**GIVEN PROBLEM:** Every line of the data must be copied exactly.

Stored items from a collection
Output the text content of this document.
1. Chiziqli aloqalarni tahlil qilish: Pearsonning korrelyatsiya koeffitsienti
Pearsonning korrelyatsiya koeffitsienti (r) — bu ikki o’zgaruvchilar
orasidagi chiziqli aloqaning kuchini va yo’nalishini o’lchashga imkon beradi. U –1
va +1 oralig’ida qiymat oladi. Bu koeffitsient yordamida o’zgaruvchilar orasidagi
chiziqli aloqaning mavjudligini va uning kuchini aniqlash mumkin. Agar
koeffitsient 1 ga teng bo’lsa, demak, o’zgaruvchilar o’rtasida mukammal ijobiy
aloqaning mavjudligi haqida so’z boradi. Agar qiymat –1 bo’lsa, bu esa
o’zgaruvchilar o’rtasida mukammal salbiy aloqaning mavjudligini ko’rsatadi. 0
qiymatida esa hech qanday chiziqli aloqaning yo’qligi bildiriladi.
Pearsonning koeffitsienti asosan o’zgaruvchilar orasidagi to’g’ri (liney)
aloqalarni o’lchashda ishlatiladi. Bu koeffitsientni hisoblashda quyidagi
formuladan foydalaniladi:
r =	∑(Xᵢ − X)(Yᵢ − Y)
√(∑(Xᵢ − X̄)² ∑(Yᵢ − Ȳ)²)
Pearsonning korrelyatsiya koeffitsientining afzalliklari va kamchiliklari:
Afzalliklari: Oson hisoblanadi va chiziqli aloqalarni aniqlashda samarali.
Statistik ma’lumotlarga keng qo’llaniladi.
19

**RESULT BELOW:**
Output the text content of this document.
1. Chiziqli aloqalarni tahlil qilish: Pearsonning korrelyatsiya koeffitsienti
Pearsonning korrelyatsiya koeffitsienti (r) — bu ikki o’zgaruvchilar
orasidagi chiziqli aloqaning kuchini va yo’nalishini o’lchashga imkon beradi. U –1
va +1 oralig’ida qiymat oladi. Bu koeffitsient yordamida o’zgaruvchilar orasidagi
chiziqli aloqaning mavjudligini va uning kuchini aniqlash mumkin. Agar
koeffitsient 1 ga teng bo’lsa, demak, o’zgaruvchilar o’rtasida mukammal ijobiy
aloqaning mavjudligi haqida so’z boradi. Agar qiymat –1 bo’lsa, bu esa
o’zgaruvchilar o’rtasida mukammal salbiy aloqaning mavjudligini ko’rsatadi. 0
qiymatida esa hech qanday chiziqli aloqaning yo’qligi bildiriladi.
Pearsonning koeffitsienti asosan o’zgaruvchilar orasidagi to’g’ri (liney)
aloqalarni o’lchashda ishlatiladi. Bu koeffitsientni hisoblashda quyidagi
formuladan foydalaniladi:
r =	∑(Xᵢ − X)(Yᵢ − Y)
√(∑(Xᵢ − X̄)² ∑(Yᵢ − Ȳ)²)
Pearsonning korrelyatsiya koeffitsientining afzalliklari va kamchiliklari:
Afzalliklari: Oson hisoblanadi va chiziqli aloqalarni aniqlashda samarali.
Statistik ma’lumotlarga keng qo’llaniladi.
19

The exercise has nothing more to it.